■ Extracted entries
-- Begin --
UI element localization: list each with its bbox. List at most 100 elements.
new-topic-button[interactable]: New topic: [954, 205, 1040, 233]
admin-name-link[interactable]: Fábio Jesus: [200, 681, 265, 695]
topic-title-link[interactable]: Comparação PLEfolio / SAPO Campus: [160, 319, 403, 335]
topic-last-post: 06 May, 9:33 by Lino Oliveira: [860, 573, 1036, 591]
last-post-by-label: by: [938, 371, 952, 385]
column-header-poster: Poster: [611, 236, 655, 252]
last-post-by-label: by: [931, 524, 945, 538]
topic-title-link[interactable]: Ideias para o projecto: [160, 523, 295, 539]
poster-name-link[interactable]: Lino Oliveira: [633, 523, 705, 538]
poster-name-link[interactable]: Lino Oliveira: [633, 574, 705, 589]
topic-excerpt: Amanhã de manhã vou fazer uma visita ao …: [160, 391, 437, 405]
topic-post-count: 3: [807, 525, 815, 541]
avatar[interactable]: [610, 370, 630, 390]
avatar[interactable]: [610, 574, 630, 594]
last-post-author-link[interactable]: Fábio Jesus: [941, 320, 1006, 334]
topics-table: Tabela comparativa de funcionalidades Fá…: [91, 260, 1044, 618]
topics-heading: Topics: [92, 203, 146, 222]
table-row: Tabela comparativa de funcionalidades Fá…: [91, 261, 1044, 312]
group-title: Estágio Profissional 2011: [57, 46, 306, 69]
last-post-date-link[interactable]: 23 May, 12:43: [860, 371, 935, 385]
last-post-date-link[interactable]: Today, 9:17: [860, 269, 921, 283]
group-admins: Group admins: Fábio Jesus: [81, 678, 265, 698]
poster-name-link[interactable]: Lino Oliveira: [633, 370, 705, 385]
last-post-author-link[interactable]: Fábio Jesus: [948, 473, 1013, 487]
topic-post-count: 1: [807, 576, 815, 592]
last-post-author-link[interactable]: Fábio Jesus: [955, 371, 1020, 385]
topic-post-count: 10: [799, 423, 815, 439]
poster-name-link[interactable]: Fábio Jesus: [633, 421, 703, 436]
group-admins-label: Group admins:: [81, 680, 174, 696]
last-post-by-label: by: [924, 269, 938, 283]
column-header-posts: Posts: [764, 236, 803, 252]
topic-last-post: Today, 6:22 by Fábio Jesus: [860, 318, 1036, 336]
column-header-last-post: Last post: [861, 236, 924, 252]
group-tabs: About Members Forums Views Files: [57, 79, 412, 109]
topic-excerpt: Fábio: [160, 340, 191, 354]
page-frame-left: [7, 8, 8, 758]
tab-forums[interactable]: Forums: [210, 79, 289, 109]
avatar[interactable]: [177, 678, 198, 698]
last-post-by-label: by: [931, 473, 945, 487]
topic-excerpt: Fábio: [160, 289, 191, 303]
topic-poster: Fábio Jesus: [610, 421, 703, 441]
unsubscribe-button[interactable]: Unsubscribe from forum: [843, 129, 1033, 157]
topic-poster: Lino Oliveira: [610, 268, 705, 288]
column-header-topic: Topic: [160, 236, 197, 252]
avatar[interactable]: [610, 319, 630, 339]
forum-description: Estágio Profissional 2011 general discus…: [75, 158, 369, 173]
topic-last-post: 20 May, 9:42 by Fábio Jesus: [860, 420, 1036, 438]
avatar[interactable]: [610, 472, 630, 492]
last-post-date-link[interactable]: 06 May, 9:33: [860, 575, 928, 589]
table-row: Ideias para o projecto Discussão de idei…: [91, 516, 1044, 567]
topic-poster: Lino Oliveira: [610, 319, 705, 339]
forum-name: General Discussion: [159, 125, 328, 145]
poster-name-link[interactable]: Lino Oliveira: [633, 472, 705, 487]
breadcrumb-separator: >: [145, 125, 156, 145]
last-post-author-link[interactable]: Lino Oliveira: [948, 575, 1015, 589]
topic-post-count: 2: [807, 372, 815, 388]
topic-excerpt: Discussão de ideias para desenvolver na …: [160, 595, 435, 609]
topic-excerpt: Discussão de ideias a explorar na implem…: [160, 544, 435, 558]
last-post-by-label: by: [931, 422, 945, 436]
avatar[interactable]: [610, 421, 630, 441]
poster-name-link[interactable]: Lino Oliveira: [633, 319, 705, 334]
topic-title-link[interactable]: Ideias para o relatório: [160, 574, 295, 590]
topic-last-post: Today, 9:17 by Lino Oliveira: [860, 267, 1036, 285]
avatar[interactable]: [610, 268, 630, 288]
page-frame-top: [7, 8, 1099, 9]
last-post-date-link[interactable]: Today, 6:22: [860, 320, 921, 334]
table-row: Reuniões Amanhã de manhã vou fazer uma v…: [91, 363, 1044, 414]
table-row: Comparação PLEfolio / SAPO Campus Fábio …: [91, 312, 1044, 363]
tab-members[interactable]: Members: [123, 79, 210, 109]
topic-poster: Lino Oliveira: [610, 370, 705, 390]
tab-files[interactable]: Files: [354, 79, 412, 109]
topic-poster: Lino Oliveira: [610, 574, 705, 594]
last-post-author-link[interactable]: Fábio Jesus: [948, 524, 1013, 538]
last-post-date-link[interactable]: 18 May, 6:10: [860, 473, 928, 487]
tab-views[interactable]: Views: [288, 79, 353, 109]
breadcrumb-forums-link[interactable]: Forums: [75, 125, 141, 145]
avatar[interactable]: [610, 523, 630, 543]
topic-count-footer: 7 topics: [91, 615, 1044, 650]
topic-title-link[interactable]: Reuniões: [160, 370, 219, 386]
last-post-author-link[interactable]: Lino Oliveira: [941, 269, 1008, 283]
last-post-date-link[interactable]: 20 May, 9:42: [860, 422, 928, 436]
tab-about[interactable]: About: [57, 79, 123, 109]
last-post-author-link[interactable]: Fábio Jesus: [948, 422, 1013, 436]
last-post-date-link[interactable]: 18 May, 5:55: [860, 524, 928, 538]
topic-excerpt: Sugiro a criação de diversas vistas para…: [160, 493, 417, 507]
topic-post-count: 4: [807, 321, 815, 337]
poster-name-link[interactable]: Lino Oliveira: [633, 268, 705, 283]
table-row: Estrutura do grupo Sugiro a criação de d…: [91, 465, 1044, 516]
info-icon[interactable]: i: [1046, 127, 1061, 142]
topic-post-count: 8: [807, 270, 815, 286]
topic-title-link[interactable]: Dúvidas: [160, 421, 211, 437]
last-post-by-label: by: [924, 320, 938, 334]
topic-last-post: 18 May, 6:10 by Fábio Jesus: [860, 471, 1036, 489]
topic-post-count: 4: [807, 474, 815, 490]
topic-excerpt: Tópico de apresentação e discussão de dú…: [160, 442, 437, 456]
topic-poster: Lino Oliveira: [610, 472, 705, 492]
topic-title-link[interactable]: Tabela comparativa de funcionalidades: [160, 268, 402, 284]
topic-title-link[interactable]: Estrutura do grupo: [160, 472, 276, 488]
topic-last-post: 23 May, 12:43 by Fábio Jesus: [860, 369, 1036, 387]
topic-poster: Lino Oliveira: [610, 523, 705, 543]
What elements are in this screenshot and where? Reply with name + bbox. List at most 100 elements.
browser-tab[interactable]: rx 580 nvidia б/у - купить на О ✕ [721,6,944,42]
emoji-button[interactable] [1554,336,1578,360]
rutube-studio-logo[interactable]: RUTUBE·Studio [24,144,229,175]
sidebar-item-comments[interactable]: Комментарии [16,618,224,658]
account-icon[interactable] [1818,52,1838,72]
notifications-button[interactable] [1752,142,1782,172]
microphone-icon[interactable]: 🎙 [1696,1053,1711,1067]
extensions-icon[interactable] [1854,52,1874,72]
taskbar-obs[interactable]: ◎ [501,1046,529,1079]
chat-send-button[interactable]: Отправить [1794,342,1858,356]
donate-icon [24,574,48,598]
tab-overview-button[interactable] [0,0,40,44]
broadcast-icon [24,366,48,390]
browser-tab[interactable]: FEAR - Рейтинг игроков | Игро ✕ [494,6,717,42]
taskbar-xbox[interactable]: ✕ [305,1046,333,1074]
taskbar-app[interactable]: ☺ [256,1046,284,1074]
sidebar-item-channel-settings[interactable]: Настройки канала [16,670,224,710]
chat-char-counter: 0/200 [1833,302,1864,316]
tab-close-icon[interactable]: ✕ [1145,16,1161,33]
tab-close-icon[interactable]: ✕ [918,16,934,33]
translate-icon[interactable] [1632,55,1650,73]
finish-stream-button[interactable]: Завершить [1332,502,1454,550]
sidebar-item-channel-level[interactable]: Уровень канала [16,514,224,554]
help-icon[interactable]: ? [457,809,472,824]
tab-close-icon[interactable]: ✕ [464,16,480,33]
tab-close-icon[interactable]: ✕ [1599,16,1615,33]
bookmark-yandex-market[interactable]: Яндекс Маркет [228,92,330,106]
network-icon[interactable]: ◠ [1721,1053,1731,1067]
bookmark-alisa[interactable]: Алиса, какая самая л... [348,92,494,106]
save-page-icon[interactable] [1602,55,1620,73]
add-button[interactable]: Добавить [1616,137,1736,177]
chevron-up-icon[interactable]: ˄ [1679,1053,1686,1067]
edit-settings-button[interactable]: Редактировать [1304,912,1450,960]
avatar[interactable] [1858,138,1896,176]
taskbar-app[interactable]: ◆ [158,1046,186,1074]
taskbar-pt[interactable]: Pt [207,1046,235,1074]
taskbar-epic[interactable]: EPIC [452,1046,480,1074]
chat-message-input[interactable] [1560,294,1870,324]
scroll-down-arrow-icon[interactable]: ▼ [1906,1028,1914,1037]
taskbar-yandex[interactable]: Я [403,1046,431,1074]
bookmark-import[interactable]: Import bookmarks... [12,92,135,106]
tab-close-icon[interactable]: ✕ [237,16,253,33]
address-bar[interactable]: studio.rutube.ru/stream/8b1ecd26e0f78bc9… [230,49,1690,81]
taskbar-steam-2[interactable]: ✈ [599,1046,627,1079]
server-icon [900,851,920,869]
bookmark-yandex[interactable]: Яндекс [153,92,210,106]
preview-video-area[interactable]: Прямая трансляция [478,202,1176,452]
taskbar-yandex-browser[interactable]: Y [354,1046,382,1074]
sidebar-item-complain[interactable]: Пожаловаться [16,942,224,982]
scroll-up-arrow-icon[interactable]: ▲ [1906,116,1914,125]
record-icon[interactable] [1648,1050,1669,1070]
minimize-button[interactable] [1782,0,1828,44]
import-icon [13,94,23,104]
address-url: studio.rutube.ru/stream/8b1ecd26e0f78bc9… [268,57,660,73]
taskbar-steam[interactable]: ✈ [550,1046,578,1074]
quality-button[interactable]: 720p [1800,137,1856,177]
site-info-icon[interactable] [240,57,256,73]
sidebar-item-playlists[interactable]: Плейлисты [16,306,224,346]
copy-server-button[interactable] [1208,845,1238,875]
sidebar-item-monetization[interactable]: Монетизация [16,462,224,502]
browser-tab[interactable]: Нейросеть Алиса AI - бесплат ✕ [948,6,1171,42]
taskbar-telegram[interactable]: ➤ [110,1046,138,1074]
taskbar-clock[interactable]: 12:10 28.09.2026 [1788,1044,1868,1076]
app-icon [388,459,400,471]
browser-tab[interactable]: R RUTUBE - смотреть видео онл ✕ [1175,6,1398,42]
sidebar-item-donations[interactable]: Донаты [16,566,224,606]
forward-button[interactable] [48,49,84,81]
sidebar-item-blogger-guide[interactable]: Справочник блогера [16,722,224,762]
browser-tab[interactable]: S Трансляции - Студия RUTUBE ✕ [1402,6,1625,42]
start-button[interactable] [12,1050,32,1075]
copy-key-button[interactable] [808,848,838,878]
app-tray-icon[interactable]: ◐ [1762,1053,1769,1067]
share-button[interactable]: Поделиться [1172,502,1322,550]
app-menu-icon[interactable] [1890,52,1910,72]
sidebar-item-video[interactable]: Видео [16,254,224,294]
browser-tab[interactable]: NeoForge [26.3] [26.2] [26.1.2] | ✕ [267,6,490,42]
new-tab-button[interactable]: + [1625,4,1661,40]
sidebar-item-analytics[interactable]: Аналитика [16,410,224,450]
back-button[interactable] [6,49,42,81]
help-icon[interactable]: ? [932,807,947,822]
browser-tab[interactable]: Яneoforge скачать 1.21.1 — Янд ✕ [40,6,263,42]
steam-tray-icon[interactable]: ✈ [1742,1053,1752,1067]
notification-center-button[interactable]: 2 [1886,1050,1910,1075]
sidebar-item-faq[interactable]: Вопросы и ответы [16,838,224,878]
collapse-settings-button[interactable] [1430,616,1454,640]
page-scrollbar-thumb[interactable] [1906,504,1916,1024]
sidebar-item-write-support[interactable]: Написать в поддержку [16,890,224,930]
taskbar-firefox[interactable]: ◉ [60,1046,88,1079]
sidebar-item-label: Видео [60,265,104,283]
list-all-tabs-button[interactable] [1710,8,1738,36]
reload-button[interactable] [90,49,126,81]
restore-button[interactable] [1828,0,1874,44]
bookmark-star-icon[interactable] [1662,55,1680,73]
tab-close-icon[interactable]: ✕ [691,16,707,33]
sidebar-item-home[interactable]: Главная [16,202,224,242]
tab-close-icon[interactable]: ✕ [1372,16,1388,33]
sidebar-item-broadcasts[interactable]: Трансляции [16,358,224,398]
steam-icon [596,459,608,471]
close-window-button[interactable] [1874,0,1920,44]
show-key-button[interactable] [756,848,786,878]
-- End --
■ What to produce
Can you update the records from their start through the line containing "269, 921, 283]", replacing every "poster-name-link" with "author-name-link" and leaving everything else unchanged?

■ Output below
UI element localization: list each with its bbox. List at most 100 elements.
new-topic-button[interactable]: New topic: [954, 205, 1040, 233]
admin-name-link[interactable]: Fábio Jesus: [200, 681, 265, 695]
topic-title-link[interactable]: Comparação PLEfolio / SAPO Campus: [160, 319, 403, 335]
topic-last-post: 06 May, 9:33 by Lino Oliveira: [860, 573, 1036, 591]
last-post-by-label: by: [938, 371, 952, 385]
column-header-poster: Poster: [611, 236, 655, 252]
last-post-by-label: by: [931, 524, 945, 538]
topic-title-link[interactable]: Ideias para o projecto: [160, 523, 295, 539]
author-name-link[interactable]: Lino Oliveira: [633, 523, 705, 538]
author-name-link[interactable]: Lino Oliveira: [633, 574, 705, 589]
topic-excerpt: Amanhã de manhã vou fazer uma visita ao …: [160, 391, 437, 405]
topic-post-count: 3: [807, 525, 815, 541]
avatar[interactable]: [610, 370, 630, 390]
avatar[interactable]: [610, 574, 630, 594]
last-post-author-link[interactable]: Fábio Jesus: [941, 320, 1006, 334]
topics-table: Tabela comparativa de funcionalidades Fá…: [91, 260, 1044, 618]
topics-heading: Topics: [92, 203, 146, 222]
table-row: Tabela comparativa de funcionalidades Fá…: [91, 261, 1044, 312]
group-title: Estágio Profissional 2011: [57, 46, 306, 69]
last-post-date-link[interactable]: 23 May, 12:43: [860, 371, 935, 385]
last-post-date-link[interactable]: Today, 9:17: [860, 269, 921, 283]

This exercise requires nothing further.